#### DIRECTION:
Exclude the pictures; give every entry again exactly as written.

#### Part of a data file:
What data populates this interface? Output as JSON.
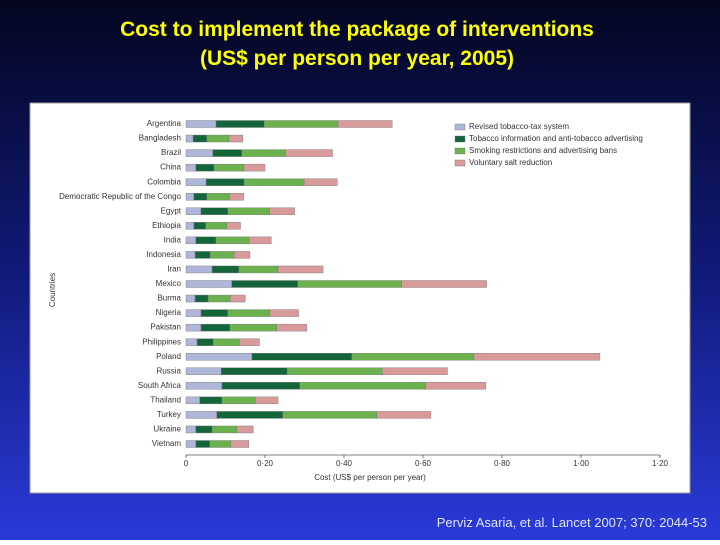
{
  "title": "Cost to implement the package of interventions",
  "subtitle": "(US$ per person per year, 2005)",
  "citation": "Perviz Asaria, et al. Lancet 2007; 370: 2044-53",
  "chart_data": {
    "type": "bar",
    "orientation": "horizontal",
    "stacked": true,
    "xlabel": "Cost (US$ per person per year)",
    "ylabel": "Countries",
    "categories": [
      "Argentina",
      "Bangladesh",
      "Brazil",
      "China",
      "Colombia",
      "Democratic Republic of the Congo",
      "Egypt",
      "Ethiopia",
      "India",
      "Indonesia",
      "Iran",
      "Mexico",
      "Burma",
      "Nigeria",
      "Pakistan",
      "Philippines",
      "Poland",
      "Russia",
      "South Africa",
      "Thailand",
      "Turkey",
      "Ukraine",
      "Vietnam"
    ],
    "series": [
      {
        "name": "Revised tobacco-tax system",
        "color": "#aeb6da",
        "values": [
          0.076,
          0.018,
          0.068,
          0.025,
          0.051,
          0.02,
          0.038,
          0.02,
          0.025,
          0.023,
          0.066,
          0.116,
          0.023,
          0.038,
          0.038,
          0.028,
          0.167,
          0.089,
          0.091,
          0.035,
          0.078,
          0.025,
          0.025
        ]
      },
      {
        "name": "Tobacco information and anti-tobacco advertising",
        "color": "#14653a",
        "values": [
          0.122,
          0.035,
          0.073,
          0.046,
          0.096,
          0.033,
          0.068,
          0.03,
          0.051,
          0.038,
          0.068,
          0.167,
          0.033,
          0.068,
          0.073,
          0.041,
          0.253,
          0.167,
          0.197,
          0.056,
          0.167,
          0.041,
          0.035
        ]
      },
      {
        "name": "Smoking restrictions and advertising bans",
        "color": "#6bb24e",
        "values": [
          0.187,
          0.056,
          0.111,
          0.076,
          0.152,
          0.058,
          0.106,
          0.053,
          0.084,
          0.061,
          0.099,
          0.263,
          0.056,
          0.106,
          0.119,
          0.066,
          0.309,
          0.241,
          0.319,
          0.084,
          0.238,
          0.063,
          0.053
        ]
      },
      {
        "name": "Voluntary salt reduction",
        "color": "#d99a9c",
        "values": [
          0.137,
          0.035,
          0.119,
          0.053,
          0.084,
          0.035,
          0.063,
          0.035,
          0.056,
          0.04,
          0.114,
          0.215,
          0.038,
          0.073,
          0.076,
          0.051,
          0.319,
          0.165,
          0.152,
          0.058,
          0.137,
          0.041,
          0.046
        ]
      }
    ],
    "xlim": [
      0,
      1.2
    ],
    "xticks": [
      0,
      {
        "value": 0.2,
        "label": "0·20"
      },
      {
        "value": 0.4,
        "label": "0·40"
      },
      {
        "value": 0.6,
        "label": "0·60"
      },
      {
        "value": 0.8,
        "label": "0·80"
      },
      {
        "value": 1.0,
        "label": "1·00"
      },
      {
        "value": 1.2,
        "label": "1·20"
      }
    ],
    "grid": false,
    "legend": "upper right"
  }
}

#### ANSWER IN FULL:
What data populates this interface? Output as JSON.
{
  "title": "Cost to implement the package of interventions",
  "subtitle": "(US$ per person per year, 2005)",
  "citation": "Perviz Asaria, et al. Lancet 2007; 370: 2044-53",
  "chart_data": {
    "type": "bar",
    "orientation": "horizontal",
    "stacked": true,
    "xlabel": "Cost (US$ per person per year)",
    "ylabel": "Countries",
    "categories": [
      "Argentina",
      "Bangladesh",
      "Brazil",
      "China",
      "Colombia",
      "Democratic Republic of the Congo",
      "Egypt",
      "Ethiopia",
      "India",
      "Indonesia",
      "Iran",
      "Mexico",
      "Burma",
      "Nigeria",
      "Pakistan",
      "Philippines",
      "Poland",
      "Russia",
      "South Africa",
      "Thailand",
      "Turkey",
      "Ukraine",
      "Vietnam"
    ],
    "series": [
      {
        "name": "Revised tobacco-tax system",
        "color": "#aeb6da",
        "values": [
          0.076,
          0.018,
          0.068,
          0.025,
          0.051,
          0.02,
          0.038,
          0.02,
          0.025,
          0.023,
          0.066,
          0.116,
          0.023,
          0.038,
          0.038,
          0.028,
          0.167,
          0.089,
          0.091,
          0.035,
          0.078,
          0.025,
          0.025
        ]
      },
      {
        "name": "Tobacco information and anti-tobacco advertising",
        "color": "#14653a",
        "values": [
          0.122,
          0.035,
          0.073,
          0.046,
          0.096,
          0.033,
          0.068,
          0.03,
          0.051,
          0.038,
          0.068,
          0.167,
          0.033,
          0.068,
          0.073,
          0.041,
          0.253,
          0.167,
          0.197,
          0.056,
          0.167,
          0.041,
          0.035
        ]
      },
      {
        "name": "Smoking restrictions and advertising bans",
        "color": "#6bb24e",
        "values": [
          0.187,
          0.056,
          0.111,
          0.076,
          0.152,
          0.058,
          0.106,
          0.053,
          0.084,
          0.061,
          0.099,
          0.263,
          0.056,
          0.106,
          0.119,
          0.066,
          0.309,
          0.241,
          0.319,
          0.084,
          0.238,
          0.063,
          0.053
        ]
      },
      {
        "name": "Voluntary salt reduction",
        "color": "#d99a9c",
        "values": [
          0.137,
          0.035,
          0.119,
          0.053,
          0.084,
          0.035,
          0.063,
          0.035,
          0.056,
          0.04,
          0.114,
          0.215,
          0.038,
          0.073,
          0.076,
          0.051,
          0.319,
          0.165,
          0.152,
          0.058,
          0.137,
          0.041,
          0.046
        ]
      }
    ],
    "xlim": [
      0,
      1.2
    ],
    "xticks": [
      0,
      {
        "value": 0.2,
        "label": "0·20"
      },
      {
        "value": 0.4,
        "label": "0·40"
      },
      {
        "value": 0.6,
        "label": "0·60"
      },
      {
        "value": 0.8,
        "label": "0·80"
      },
      {
        "value": 1.0,
        "label": "1·00"
      },
      {
        "value": 1.2,
        "label": "1·20"
      }
    ],
    "grid": false,
    "legend": "upper right"
  }
}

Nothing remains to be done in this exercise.